_Text section_:
Post by _honorentheos »

Themis wrote:
bomgeography wrote:The Book of Mormon is the bedrock of the church nobody in its almost 200 years have been able to crack its foundation the it is a written record of Christ visiting the indigenous people of America.


I could say that about the Koran, and it has over a billion followers. At least it was written over a thousand years ago.

His comment isn't true. The foundational claims of the Book of Mormon which made sense to it's original 19th c. audience have been exposed as false. The modern LDS Church has modified the background context repeatedly to address this. We're even seeing respected LDS historians and thinkers suggesting one need only focus on the book in an allegorical way rather than as history.

[Spatial layout data]
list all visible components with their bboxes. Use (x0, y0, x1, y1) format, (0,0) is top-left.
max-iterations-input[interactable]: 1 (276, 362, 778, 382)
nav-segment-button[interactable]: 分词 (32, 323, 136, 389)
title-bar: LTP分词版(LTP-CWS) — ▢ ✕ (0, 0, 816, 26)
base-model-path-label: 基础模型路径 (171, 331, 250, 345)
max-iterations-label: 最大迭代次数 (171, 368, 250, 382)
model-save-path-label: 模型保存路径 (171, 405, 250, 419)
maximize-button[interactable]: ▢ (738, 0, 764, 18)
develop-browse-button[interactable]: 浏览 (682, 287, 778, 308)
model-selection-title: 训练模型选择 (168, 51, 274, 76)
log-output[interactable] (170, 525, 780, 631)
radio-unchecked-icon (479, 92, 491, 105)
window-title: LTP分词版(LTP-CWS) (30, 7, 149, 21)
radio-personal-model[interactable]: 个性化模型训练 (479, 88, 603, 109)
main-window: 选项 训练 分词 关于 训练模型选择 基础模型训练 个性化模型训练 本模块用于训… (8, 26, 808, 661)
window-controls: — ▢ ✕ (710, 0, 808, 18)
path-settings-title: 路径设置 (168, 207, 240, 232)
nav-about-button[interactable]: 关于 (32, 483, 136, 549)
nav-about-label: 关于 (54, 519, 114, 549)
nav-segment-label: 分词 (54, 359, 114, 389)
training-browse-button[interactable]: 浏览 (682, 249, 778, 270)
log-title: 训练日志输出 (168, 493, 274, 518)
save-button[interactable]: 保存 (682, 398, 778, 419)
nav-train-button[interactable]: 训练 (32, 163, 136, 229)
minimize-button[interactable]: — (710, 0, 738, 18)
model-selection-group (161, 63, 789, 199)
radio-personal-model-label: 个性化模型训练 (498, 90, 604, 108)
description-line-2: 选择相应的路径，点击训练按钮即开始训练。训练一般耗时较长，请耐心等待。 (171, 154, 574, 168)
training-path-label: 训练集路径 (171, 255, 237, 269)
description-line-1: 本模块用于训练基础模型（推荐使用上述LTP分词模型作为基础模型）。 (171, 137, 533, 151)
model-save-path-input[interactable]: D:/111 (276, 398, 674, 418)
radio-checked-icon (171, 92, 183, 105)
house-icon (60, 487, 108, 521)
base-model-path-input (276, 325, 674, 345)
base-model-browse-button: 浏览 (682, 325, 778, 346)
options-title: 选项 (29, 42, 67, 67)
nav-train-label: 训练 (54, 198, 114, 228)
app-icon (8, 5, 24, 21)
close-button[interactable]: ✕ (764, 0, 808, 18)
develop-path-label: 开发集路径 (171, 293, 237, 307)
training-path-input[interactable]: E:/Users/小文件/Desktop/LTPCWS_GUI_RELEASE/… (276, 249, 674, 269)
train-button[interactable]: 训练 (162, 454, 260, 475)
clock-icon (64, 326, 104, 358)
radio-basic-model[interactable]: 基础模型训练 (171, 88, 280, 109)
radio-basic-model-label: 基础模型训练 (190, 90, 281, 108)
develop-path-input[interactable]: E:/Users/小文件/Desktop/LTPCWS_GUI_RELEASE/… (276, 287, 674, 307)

_Directive 1_: Copy the forum post about the Book of Mormon in full, word for word.
_Directive 2_: Write out, word for word, the lines of the listing from its first line through the line holding "radio-basic-model-label: 基础模型训练 (190, 90, 281, 108)", inclusive, and nothing else.

_Solution 1_:
Post by _honorentheos »

Themis wrote:
bomgeography wrote:The Book of Mormon is the bedrock of the church nobody in its almost 200 years have been able to crack its foundation the it is a written record of Christ visiting the indigenous people of America.


I could say that about the Koran, and it has over a billion followers. At least it was written over a thousand years ago.

His comment isn't true. The foundational claims of the Book of Mormon which made sense to it's original 19th c. audience have been exposed as false. The modern LDS Church has modified the background context repeatedly to address this. We're even seeing respected LDS historians and thinkers suggesting one need only focus on the book in an allegorical way rather than as history.

_Solution 2_:
list all visible components with their bboxes. Use (x0, y0, x1, y1) format, (0,0) is top-left.
max-iterations-input[interactable]: 1 (276, 362, 778, 382)
nav-segment-button[interactable]: 分词 (32, 323, 136, 389)
title-bar: LTP分词版(LTP-CWS) — ▢ ✕ (0, 0, 816, 26)
base-model-path-label: 基础模型路径 (171, 331, 250, 345)
max-iterations-label: 最大迭代次数 (171, 368, 250, 382)
model-save-path-label: 模型保存路径 (171, 405, 250, 419)
maximize-button[interactable]: ▢ (738, 0, 764, 18)
develop-browse-button[interactable]: 浏览 (682, 287, 778, 308)
model-selection-title: 训练模型选择 (168, 51, 274, 76)
log-output[interactable] (170, 525, 780, 631)
radio-unchecked-icon (479, 92, 491, 105)
window-title: LTP分词版(LTP-CWS) (30, 7, 149, 21)
radio-personal-model[interactable]: 个性化模型训练 (479, 88, 603, 109)
main-window: 选项 训练 分词 关于 训练模型选择 基础模型训练 个性化模型训练 本模块用于训… (8, 26, 808, 661)
window-controls: — ▢ ✕ (710, 0, 808, 18)
path-settings-title: 路径设置 (168, 207, 240, 232)
nav-about-button[interactable]: 关于 (32, 483, 136, 549)
nav-about-label: 关于 (54, 519, 114, 549)
nav-segment-label: 分词 (54, 359, 114, 389)
training-browse-button[interactable]: 浏览 (682, 249, 778, 270)
log-title: 训练日志输出 (168, 493, 274, 518)
save-button[interactable]: 保存 (682, 398, 778, 419)
nav-train-button[interactable]: 训练 (32, 163, 136, 229)
minimize-button[interactable]: — (710, 0, 738, 18)
model-selection-group (161, 63, 789, 199)
radio-personal-model-label: 个性化模型训练 (498, 90, 604, 108)
description-line-2: 选择相应的路径，点击训练按钮即开始训练。训练一般耗时较长，请耐心等待。 (171, 154, 574, 168)
training-path-label: 训练集路径 (171, 255, 237, 269)
description-line-1: 本模块用于训练基础模型（推荐使用上述LTP分词模型作为基础模型）。 (171, 137, 533, 151)
model-save-path-input[interactable]: D:/111 (276, 398, 674, 418)
radio-checked-icon (171, 92, 183, 105)
house-icon (60, 487, 108, 521)
base-model-path-input (276, 325, 674, 345)
base-model-browse-button: 浏览 (682, 325, 778, 346)
options-title: 选项 (29, 42, 67, 67)
nav-train-label: 训练 (54, 198, 114, 228)
app-icon (8, 5, 24, 21)
close-button[interactable]: ✕ (764, 0, 808, 18)
develop-path-label: 开发集路径 (171, 293, 237, 307)
training-path-input[interactable]: E:/Users/小文件/Desktop/LTPCWS_GUI_RELEASE/… (276, 249, 674, 269)
train-button[interactable]: 训练 (162, 454, 260, 475)
clock-icon (64, 326, 104, 358)
radio-basic-model[interactable]: 基础模型训练 (171, 88, 280, 109)
radio-basic-model-label: 基础模型训练 (190, 90, 281, 108)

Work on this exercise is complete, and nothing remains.